--- BEGIN Entries shown ---

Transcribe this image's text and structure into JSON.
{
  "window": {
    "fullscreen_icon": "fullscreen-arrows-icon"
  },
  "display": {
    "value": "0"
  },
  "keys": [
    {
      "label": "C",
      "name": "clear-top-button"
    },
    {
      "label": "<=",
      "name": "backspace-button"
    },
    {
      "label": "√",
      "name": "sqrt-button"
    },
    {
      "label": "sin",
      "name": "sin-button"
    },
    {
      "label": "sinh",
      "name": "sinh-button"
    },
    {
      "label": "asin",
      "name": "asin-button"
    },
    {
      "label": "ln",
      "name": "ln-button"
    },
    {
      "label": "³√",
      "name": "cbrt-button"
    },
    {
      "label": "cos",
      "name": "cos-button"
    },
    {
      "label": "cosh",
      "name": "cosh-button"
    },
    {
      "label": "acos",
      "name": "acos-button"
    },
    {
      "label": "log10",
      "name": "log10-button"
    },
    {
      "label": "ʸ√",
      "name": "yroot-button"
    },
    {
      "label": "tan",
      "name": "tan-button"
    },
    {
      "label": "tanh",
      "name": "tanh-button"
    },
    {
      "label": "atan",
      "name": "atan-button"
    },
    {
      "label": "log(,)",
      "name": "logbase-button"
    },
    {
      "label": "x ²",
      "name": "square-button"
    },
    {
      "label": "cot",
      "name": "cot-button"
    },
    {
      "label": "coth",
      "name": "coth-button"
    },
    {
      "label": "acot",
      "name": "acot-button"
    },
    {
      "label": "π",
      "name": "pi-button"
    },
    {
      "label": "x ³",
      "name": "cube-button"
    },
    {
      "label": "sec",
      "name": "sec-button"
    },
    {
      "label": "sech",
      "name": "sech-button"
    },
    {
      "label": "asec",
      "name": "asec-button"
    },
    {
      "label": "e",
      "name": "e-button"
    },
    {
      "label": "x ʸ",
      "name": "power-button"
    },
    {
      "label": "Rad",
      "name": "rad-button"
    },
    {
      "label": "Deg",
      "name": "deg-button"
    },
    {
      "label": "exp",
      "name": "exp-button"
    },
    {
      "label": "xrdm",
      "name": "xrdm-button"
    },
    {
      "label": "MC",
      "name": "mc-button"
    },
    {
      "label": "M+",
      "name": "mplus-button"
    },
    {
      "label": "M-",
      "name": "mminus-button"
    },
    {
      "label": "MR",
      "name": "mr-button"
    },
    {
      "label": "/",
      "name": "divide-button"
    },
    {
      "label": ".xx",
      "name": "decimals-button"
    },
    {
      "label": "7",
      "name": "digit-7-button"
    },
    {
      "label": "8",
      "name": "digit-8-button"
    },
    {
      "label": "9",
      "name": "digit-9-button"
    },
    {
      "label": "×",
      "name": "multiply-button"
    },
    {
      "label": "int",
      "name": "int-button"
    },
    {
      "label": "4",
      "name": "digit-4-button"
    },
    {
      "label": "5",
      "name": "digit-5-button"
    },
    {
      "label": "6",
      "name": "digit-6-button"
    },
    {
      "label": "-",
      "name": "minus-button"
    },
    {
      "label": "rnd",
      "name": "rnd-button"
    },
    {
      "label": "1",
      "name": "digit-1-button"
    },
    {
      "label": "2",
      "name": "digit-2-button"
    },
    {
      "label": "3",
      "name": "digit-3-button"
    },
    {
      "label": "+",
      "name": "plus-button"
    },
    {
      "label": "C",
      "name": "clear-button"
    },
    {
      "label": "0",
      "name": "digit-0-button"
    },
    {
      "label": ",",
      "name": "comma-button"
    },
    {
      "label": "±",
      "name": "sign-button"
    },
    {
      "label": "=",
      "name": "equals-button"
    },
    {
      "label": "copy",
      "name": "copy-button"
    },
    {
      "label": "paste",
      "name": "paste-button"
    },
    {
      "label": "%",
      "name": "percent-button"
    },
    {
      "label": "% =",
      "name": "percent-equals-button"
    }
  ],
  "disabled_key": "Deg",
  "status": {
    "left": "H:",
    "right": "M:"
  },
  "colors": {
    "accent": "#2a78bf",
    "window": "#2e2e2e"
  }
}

--- END Entries shown ---

Reproduce every line above without error.

* [Answer to the exercise]:
Transcribe this image's text and structure into JSON.
{
  "window": {
    "fullscreen_icon": "fullscreen-arrows-icon"
  },
  "display": {
    "value": "0"
  },
  "keys": [
    {
      "label": "C",
      "name": "clear-top-button"
    },
    {
      "label": "<=",
      "name": "backspace-button"
    },
    {
      "label": "√",
      "name": "sqrt-button"
    },
    {
      "label": "sin",
      "name": "sin-button"
    },
    {
      "label": "sinh",
      "name": "sinh-button"
    },
    {
      "label": "asin",
      "name": "asin-button"
    },
    {
      "label": "ln",
      "name": "ln-button"
    },
    {
      "label": "³√",
      "name": "cbrt-button"
    },
    {
      "label": "cos",
      "name": "cos-button"
    },
    {
      "label": "cosh",
      "name": "cosh-button"
    },
    {
      "label": "acos",
      "name": "acos-button"
    },
    {
      "label": "log10",
      "name": "log10-button"
    },
    {
      "label": "ʸ√",
      "name": "yroot-button"
    },
    {
      "label": "tan",
      "name": "tan-button"
    },
    {
      "label": "tanh",
      "name": "tanh-button"
    },
    {
      "label": "atan",
      "name": "atan-button"
    },
    {
      "label": "log(,)",
      "name": "logbase-button"
    },
    {
      "label": "x ²",
      "name": "square-button"
    },
    {
      "label": "cot",
      "name": "cot-button"
    },
    {
      "label": "coth",
      "name": "coth-button"
    },
    {
      "label": "acot",
      "name": "acot-button"
    },
    {
      "label": "π",
      "name": "pi-button"
    },
    {
      "label": "x ³",
      "name": "cube-button"
    },
    {
      "label": "sec",
      "name": "sec-button"
    },
    {
      "label": "sech",
      "name": "sech-button"
    },
    {
      "label": "asec",
      "name": "asec-button"
    },
    {
      "label": "e",
      "name": "e-button"
    },
    {
      "label": "x ʸ",
      "name": "power-button"
    },
    {
      "label": "Rad",
      "name": "rad-button"
    },
    {
      "label": "Deg",
      "name": "deg-button"
    },
    {
      "label": "exp",
      "name": "exp-button"
    },
    {
      "label": "xrdm",
      "name": "xrdm-button"
    },
    {
      "label": "MC",
      "name": "mc-button"
    },
    {
      "label": "M+",
      "name": "mplus-button"
    },
    {
      "label": "M-",
      "name": "mminus-button"
    },
    {
      "label": "MR",
      "name": "mr-button"
    },
    {
      "label": "/",
      "name": "divide-button"
    },
    {
      "label": ".xx",
      "name": "decimals-button"
    },
    {
      "label": "7",
      "name": "digit-7-button"
    },
    {
      "label": "8",
      "name": "digit-8-button"
    },
    {
      "label": "9",
      "name": "digit-9-button"
    },
    {
      "label": "×",
      "name": "multiply-button"
    },
    {
      "label": "int",
      "name": "int-button"
    },
    {
      "label": "4",
      "name": "digit-4-button"
    },
    {
      "label": "5",
      "name": "digit-5-button"
    },
    {
      "label": "6",
      "name": "digit-6-button"
    },
    {
      "label": "-",
      "name": "minus-button"
    },
    {
      "label": "rnd",
      "name": "rnd-button"
    },
    {
      "label": "1",
      "name": "digit-1-button"
    },
    {
      "label": "2",
      "name": "digit-2-button"
    },
    {
      "label": "3",
      "name": "digit-3-button"
    },
    {
      "label": "+",
      "name": "plus-button"
    },
    {
      "label": "C",
      "name": "clear-button"
    },
    {
      "label": "0",
      "name": "digit-0-button"
    },
    {
      "label": ",",
      "name": "comma-button"
    },
    {
      "label": "±",
      "name": "sign-button"
    },
    {
      "label": "=",
      "name": "equals-button"
    },
    {
      "label": "copy",
      "name": "copy-button"
    },
    {
      "label": "paste",
      "name": "paste-button"
    },
    {
      "label": "%",
      "name": "percent-button"
    },
    {
      "label": "% =",
      "name": "percent-equals-button"
    }
  ],
  "disabled_key": "Deg",
  "status": {
    "left": "H:",
    "right": "M:"
  },
  "colors": {
    "accent": "#2a78bf",
    "window": "#2e2e2e"
  }
}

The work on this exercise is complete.